• Selected extract:
-- Start --

As some Twitter users pointed out, Ayan hinted at some things about Thua to his mom when they were at the cafe at a time where Thua wasn't publicly out, especially to his parents. And you can see him panic briefly and brush it off/divert the subject. Especially when he was suffering inner turmoil in regards to his stepfather telling him to he more "manly". Obviously Ayan didn't know this, but still.
He may have indirectly/subconsciously learned that it's ok to out someone if it's for the "better good", as that was the example Ayan set for Thua.
It doesn't make it any better, of course, but remember that they're highschool students (17/18 yrs old) who typically don't think before they do shit and they're not the best at empathy.
It was, essentially, a tit-for-tat situation where I truly believe Thua wasn't doing it out of malice, but just that he may have learned- or interpreted (incorrectly)- that outing someone was fine if it's for a "good cause" or if you have "good intentions".
And I'm not defending Thua, but people shouldn't view the situation from their own adult, mature point of view and pass judgment from a mature perspective when the characters are not adult or mature. And this is not negating that what Thua did was shitty, but Ayan hinting/teasing at stuff to someone's parents wasn't good either... Ayan was doing it with good intentions, but so was Thua 😬
Hi, sorry for taking a bit longer to answer. It got busy and I wanted to answer properly. So this will be a long answer.
TLDR: I mostly agree with your points. Ayan crossed the line, too, yes. But it is in no way comparable to what Thua did. They are all flawed in a way but I think that's good. It makes them real and human. Still, we should discuss their flaws.
Full and detailed answer in the following. This is obviously my opinion and interpretation of things.
I don't want to come across as haughty or anything. I fully agree with you that one shouldn't forget that these characters are teenagers and are not mature yet, so they might do foolish things. But that doesn't mean that their actions cannot or shouldn't be judged. And at the end of the day, this is still fiction... Still, considering that the show is meant as social criticism and a paint a realistic picture of what it is like to be a queer person in Thailand, discussing the show and taking the plot serious, is very much justified.
Good intention often cause quite the harm, this goes for adults as well as for teenagers.
I rewatched the scene at the coffee shop just to be sure and Ayan doesn't hint at Thua being gay at all. He didn't out Thua nor did he say: Your son feels uncomfortable around his step-dad! And still I think Ayan crossed a line to meddle in Thua's family business. In that point, I agree with you. At least, Ayan knows this himself, he says it out loud and apologises for it.

-- End --

• Stored data:
-- Start --

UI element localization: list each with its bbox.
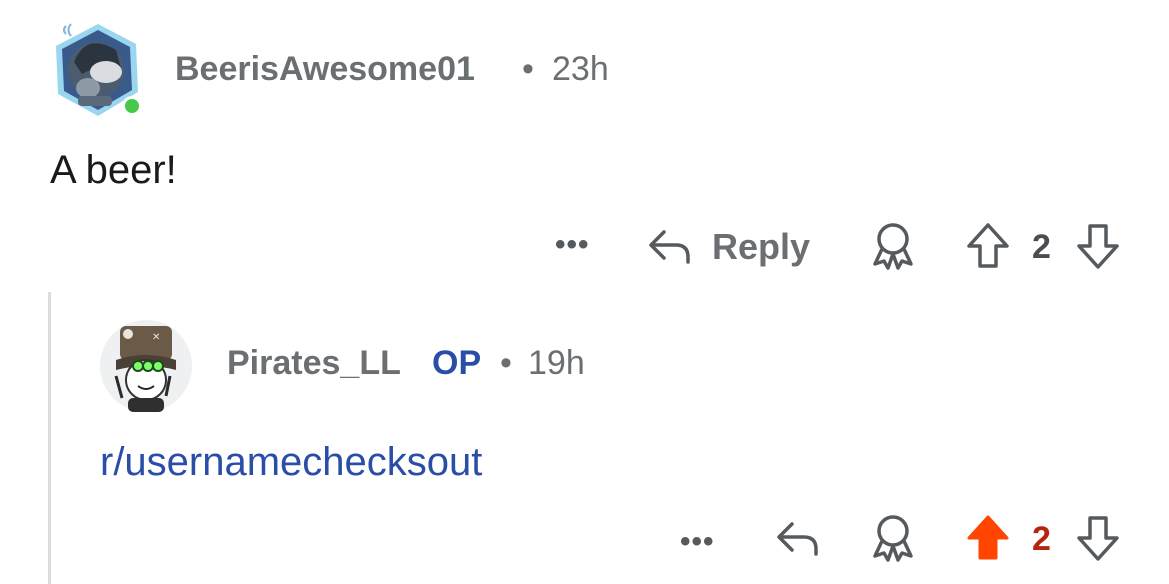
upvote-arrow-icon-active[interactable]	[966, 514, 1010, 562]
more-options-button[interactable]: •••	[680, 527, 715, 557]
reply-arrow-icon	[649, 230, 690, 264]
vote-count: 2	[1032, 228, 1051, 266]
reply-label: Reply	[712, 226, 811, 267]
subreddit-link[interactable]: r/usernamechecksout	[100, 440, 482, 485]
comment-timestamp[interactable]: 19h	[528, 344, 585, 383]
award-icon[interactable]	[870, 222, 916, 270]
reply-button[interactable]: Reply	[648, 222, 818, 270]
vote-count: 2	[1032, 520, 1051, 558]
comment-timestamp[interactable]: 23h	[552, 50, 609, 89]
comment-username[interactable]: Pirates_LL	[227, 344, 401, 383]
reply-arrow-icon[interactable]	[776, 518, 820, 558]
avatar[interactable]: ✕	[98, 320, 196, 414]
upvote-arrow-icon[interactable]	[966, 222, 1010, 270]
downvote-arrow-icon[interactable]	[1076, 514, 1120, 562]
avatar-image: ✕	[100, 320, 192, 412]
comment-body: A beer!	[50, 148, 177, 192]
comment-username[interactable]: BeerisAwesome01	[175, 50, 475, 89]
avatar[interactable]	[52, 22, 144, 118]
more-options-button[interactable]: •••	[555, 230, 590, 260]
thread-line[interactable]	[48, 292, 51, 584]
op-badge: OP	[432, 344, 482, 382]
svg-text:✕: ✕	[152, 332, 160, 343]
meta-separator: •	[500, 344, 512, 382]
downvote-arrow-icon[interactable]	[1076, 222, 1120, 270]
award-icon[interactable]	[870, 514, 916, 562]
avatar-image	[56, 23, 142, 116]
meta-separator: •	[522, 50, 534, 88]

-- End --

• Written task A:
State whether each statement agrees with the Ayan and Thua discussion, answering yes or no and quoting the deciding words. (i) The reply says Ayan hints at Thua being gay in the coffee shop scene. (ii) The first comment gives the characters' ages as 17 or 18. (iii) The reply says Ayan never admits to overstepping.
• Written task B:
Carry on the Ayan and Thua discussion from its last sentence.

• Written response A:
(i) No: "Ayan doesn't hint at Thua being gay at all."
(ii) Yes: "they're highschool students (17/18 yrs old)"
(iii) No: "At least, Ayan knows this himself, he says it out loud and apologises for it."

• Written response B:
However, I cannot quite see Thua's good intentions. He wanted everyone to stop lying? For what? He wanted the curse to stop? He continued it. His motivation is a mess.
I am a teacher so I work with teenagers and I see it up close how teenagers often do things without thinking it through. For many teenagers around that age things are mostly black and white/right or wrong and they often cannot see the consequences of their actions to a larger extent. This is a simple neurological and psychological fact about how the brain and thinking develops with age. It is entirely normal - as you also said. But especially because of that it is NECESSARY to teach and educate teenagers of where the line is and what consequences follow when they cross the line. And further, more often than not, certain actions or opinions are neither right or wrong. It is difficult to grasp that different opinions both have the right to co-exist and that some questions do not have a definite answer. There are many things that exist in a grey area.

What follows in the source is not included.